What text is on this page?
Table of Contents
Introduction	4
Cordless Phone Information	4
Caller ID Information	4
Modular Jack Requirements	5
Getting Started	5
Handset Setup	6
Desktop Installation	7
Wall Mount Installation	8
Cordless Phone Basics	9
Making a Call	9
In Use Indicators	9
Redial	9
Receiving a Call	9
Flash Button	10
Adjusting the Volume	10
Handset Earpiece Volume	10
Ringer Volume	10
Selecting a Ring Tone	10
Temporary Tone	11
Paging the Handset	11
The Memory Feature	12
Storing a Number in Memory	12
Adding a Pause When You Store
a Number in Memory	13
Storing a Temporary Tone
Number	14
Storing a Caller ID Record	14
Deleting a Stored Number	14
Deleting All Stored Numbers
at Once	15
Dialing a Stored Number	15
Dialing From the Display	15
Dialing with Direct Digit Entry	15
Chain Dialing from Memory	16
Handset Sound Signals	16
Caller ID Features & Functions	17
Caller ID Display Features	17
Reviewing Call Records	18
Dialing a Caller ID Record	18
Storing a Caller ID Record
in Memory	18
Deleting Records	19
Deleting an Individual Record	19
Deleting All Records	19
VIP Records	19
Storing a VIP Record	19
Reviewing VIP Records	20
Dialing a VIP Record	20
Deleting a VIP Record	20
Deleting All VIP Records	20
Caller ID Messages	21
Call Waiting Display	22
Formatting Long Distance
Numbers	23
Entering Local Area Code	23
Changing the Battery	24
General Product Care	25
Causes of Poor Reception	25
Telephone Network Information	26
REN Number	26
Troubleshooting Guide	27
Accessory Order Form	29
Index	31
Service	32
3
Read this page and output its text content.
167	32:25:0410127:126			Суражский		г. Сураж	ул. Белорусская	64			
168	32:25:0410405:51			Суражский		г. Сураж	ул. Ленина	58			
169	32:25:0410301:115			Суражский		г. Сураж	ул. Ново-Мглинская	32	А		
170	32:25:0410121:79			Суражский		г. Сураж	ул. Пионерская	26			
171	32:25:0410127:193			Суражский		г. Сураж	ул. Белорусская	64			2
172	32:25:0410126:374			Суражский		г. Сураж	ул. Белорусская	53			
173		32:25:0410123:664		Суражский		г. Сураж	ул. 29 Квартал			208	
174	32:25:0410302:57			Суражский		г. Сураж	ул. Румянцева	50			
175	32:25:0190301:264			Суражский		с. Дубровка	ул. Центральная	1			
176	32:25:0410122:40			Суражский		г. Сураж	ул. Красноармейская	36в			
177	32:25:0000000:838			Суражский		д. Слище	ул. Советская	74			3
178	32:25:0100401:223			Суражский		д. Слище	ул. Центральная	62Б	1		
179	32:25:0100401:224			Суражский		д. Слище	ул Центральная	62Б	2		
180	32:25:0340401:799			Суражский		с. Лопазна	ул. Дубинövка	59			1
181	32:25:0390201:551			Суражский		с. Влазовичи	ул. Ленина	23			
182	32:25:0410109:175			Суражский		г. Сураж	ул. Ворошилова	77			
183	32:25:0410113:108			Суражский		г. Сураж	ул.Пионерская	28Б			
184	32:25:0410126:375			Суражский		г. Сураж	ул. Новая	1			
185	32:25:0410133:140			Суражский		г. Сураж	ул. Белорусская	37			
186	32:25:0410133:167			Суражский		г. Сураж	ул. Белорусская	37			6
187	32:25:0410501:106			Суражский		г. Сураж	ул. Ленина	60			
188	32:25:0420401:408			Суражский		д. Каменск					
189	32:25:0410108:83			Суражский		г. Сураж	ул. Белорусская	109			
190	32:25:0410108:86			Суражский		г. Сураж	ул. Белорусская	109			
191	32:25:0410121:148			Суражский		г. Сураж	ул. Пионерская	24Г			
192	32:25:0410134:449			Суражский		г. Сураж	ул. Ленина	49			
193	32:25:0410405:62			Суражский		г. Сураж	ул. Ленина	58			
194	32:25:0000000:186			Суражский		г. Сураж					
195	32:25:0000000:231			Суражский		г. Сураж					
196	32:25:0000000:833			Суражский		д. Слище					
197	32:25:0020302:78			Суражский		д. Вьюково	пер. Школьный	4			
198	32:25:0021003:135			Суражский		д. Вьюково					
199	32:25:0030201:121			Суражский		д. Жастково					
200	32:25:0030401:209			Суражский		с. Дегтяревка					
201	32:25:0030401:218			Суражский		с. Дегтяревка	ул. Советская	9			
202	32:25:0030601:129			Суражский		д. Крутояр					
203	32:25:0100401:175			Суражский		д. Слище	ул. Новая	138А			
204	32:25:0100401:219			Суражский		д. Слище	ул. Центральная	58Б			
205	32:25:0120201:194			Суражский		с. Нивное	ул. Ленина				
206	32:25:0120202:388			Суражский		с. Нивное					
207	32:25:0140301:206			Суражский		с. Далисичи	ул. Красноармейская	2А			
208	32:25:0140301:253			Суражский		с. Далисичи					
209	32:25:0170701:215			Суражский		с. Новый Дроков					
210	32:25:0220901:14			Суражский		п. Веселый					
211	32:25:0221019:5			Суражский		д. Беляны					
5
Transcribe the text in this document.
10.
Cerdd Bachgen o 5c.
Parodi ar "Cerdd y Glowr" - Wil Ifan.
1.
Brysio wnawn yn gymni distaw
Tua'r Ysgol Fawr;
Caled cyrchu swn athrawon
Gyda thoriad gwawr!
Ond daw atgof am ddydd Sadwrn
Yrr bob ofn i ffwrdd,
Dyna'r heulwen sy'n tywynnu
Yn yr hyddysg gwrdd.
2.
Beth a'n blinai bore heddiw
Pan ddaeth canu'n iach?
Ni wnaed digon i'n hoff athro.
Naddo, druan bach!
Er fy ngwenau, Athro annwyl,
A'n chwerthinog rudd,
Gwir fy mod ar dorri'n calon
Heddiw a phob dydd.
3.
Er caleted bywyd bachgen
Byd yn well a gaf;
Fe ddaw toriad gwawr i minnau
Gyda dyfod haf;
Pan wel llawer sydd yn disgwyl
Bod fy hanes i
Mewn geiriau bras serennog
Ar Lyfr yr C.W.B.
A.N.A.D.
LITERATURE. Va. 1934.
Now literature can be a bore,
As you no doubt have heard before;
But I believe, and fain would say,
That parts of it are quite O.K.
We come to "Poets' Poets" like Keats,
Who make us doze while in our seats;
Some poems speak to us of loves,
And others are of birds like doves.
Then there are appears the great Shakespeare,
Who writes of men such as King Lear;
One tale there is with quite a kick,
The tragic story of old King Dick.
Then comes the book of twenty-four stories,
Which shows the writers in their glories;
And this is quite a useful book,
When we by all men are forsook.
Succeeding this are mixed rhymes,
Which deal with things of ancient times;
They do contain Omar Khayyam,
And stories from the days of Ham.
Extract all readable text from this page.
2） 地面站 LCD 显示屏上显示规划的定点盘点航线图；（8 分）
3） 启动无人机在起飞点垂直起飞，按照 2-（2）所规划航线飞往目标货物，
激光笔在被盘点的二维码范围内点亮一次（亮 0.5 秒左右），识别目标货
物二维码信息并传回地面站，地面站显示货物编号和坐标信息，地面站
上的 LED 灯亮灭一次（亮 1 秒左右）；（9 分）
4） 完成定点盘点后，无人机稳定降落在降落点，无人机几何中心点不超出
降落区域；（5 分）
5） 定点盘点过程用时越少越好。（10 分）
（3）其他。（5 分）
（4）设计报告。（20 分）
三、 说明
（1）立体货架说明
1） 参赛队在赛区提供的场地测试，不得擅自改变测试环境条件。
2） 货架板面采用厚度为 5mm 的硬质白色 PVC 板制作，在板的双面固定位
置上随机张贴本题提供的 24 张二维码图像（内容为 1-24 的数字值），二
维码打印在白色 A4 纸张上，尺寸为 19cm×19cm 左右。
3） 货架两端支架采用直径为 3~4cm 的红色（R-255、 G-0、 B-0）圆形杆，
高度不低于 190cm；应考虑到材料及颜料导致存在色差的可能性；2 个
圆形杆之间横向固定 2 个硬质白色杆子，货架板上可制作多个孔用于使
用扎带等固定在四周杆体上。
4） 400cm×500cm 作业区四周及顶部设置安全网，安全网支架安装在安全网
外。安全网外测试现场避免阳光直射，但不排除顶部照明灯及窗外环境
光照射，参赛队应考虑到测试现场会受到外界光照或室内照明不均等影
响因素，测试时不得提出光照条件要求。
■ ■ ■ ■ ■
SHORT TASK:
Figure out how many lines above include the string "Новая", then report that number and nothing else.

EXERCISE RESPONSE:
2